Exercise requirements:
Your task is to write out exactly the lines from the line containing "Extract the structured" through the end of the records, inclusive at both ends.

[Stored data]
________

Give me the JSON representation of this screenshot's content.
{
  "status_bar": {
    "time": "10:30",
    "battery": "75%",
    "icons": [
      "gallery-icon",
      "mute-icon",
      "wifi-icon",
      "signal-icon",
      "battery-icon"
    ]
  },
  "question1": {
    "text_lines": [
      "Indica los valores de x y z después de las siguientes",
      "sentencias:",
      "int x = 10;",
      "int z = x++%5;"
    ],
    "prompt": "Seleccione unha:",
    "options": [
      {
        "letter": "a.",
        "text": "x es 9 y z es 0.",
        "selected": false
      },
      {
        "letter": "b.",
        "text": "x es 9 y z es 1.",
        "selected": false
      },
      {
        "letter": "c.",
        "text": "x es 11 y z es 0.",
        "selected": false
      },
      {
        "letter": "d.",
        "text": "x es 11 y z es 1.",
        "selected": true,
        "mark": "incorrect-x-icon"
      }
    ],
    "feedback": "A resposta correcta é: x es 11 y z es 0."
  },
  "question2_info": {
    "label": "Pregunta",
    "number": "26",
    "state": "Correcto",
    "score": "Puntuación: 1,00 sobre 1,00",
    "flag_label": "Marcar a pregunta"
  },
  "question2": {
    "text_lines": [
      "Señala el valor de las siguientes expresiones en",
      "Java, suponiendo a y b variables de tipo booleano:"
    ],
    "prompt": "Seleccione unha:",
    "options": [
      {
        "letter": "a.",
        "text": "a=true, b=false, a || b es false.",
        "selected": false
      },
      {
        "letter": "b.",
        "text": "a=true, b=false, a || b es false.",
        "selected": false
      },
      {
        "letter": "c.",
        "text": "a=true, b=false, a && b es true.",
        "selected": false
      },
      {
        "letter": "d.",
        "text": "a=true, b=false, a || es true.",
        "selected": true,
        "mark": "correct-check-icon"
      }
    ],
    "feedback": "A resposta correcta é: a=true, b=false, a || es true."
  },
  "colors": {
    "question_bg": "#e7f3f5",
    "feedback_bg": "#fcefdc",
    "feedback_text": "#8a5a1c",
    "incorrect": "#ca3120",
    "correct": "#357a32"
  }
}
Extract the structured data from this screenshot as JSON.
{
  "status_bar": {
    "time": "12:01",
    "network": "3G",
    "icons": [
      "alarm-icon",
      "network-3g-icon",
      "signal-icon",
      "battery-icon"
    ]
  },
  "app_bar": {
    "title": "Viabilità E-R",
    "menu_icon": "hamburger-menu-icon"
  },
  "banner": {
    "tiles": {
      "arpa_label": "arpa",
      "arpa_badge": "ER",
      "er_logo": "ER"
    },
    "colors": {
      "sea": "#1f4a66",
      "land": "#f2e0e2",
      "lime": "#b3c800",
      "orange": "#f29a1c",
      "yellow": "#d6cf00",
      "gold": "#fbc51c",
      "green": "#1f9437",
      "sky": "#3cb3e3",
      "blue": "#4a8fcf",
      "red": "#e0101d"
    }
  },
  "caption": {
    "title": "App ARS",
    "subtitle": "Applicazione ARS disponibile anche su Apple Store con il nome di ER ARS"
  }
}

________

Problem solution:
Extract the structured data from this screenshot as JSON.
{
  "status_bar": {
    "time": "12:01",
    "network": "3G",
    "icons": [
      "alarm-icon",
      "network-3g-icon",
      "signal-icon",
      "battery-icon"
    ]
  },
  "app_bar": {
    "title": "Viabilità E-R",
    "menu_icon": "hamburger-menu-icon"
  },
  "banner": {
    "tiles": {
      "arpa_label": "arpa",
      "arpa_badge": "ER",
      "er_logo": "ER"
    },
    "colors": {
      "sea": "#1f4a66",
      "land": "#f2e0e2",
      "lime": "#b3c800",
      "orange": "#f29a1c",
      "yellow": "#d6cf00",
      "gold": "#fbc51c",
      "green": "#1f9437",
      "sky": "#3cb3e3",
      "blue": "#4a8fcf",
      "red": "#e0101d"
    }
  },
  "caption": {
    "title": "App ARS",
    "subtitle": "Applicazione ARS disponibile anche su Apple Store con il nome di ER ARS"
  }
}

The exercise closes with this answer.